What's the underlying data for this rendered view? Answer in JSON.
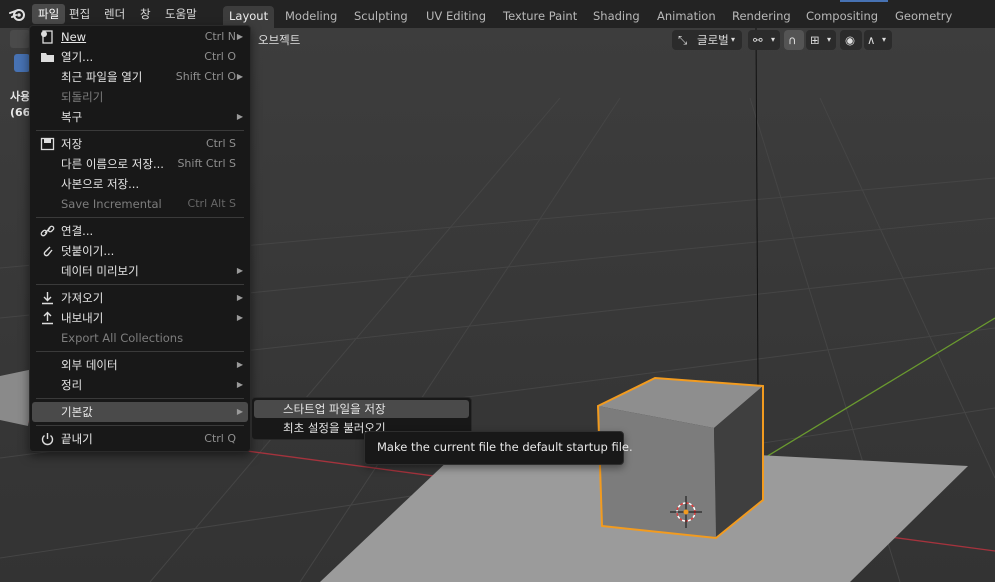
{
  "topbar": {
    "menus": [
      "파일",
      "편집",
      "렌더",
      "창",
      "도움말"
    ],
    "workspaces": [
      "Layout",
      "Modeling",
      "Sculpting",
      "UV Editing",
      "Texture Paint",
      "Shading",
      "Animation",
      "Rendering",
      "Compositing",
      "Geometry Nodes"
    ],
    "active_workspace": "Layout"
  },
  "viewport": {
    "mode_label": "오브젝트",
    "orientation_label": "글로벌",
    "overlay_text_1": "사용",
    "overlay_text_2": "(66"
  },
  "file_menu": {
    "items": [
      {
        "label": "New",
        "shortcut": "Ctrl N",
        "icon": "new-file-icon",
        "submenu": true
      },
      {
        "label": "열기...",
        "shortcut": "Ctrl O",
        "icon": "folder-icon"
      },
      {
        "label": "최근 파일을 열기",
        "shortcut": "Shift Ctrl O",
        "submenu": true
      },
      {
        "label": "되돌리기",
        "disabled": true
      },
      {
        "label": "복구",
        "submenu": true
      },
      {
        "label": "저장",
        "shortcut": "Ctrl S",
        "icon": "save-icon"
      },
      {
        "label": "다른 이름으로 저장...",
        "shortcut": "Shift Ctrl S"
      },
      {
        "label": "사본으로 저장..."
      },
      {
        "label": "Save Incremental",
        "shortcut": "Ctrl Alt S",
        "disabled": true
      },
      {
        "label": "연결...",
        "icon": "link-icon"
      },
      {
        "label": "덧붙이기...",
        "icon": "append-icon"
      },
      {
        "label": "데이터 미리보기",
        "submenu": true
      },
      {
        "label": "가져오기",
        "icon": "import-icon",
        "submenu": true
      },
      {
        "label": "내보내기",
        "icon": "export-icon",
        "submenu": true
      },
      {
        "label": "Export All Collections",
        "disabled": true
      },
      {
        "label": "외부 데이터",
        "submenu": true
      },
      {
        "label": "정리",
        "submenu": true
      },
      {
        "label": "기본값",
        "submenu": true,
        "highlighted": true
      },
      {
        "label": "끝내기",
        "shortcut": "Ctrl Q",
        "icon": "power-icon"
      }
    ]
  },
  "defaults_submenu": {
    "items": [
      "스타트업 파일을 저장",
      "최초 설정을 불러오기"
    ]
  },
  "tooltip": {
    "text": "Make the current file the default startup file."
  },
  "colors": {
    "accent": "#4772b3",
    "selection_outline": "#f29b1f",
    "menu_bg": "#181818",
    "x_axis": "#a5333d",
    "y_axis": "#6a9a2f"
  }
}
..........
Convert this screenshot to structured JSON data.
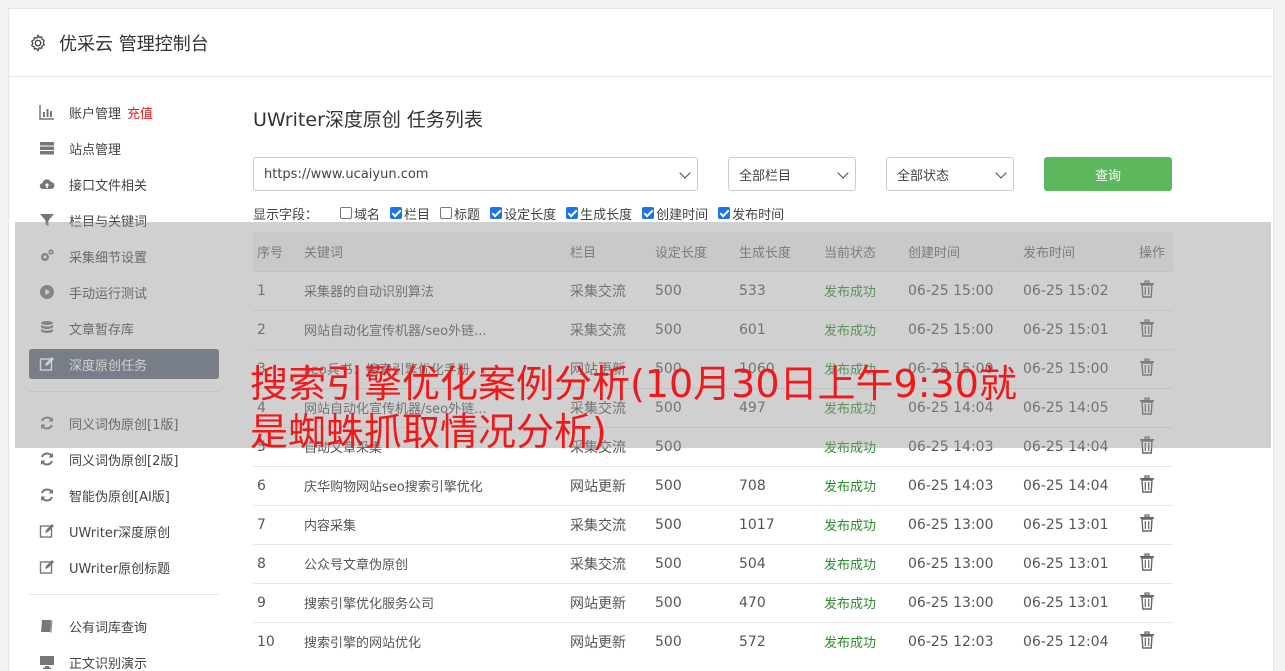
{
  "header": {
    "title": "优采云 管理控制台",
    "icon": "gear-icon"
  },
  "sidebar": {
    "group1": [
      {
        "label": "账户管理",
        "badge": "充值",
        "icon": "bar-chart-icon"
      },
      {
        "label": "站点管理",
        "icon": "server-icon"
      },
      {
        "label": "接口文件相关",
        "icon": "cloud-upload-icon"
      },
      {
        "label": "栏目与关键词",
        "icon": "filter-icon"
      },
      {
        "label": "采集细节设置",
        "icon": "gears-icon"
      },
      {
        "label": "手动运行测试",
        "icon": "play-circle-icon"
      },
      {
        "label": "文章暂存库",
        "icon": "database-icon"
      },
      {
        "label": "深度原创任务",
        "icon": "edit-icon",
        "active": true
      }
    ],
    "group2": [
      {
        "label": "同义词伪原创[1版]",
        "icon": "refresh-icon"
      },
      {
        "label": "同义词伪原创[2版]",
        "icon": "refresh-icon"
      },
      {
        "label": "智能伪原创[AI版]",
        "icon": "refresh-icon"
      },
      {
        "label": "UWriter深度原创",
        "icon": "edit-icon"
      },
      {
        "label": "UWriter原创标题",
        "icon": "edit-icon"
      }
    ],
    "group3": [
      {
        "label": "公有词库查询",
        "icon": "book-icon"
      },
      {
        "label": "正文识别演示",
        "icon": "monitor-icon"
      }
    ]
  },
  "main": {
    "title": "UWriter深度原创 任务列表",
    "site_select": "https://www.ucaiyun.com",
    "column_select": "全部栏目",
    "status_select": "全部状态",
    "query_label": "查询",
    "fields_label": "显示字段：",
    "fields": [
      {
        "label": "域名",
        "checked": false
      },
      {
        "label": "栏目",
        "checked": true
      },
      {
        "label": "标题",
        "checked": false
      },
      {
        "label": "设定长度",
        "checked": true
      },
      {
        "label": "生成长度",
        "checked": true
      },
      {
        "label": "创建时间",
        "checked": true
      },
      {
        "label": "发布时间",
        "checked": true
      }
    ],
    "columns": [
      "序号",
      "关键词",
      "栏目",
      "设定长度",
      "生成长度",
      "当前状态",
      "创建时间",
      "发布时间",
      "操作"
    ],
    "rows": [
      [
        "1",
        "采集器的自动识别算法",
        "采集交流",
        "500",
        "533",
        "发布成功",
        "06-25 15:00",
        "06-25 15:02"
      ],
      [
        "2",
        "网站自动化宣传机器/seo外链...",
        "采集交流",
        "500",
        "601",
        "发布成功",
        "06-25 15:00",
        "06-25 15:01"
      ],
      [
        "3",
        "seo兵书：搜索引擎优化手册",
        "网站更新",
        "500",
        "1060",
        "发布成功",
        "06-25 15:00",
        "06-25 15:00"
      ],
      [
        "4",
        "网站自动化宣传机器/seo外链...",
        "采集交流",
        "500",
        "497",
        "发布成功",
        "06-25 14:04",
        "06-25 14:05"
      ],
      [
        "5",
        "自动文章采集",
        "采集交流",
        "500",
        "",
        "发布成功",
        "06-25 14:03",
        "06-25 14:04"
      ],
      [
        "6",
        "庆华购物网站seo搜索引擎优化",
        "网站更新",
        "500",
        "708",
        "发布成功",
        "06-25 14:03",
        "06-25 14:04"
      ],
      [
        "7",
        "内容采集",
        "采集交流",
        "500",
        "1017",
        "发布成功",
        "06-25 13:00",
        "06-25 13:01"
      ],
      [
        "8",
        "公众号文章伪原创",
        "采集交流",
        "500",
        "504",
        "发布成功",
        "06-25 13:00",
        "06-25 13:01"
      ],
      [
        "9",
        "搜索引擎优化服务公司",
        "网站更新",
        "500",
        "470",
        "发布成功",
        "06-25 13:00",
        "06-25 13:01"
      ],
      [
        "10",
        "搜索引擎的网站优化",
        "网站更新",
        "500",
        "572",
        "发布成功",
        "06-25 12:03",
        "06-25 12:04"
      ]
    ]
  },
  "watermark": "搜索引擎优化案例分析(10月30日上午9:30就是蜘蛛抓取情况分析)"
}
..........
INSTRUCTION: Count the lines of the material that include the word "shortcut", then report only the total.

WRITTEN RESPONSE: 7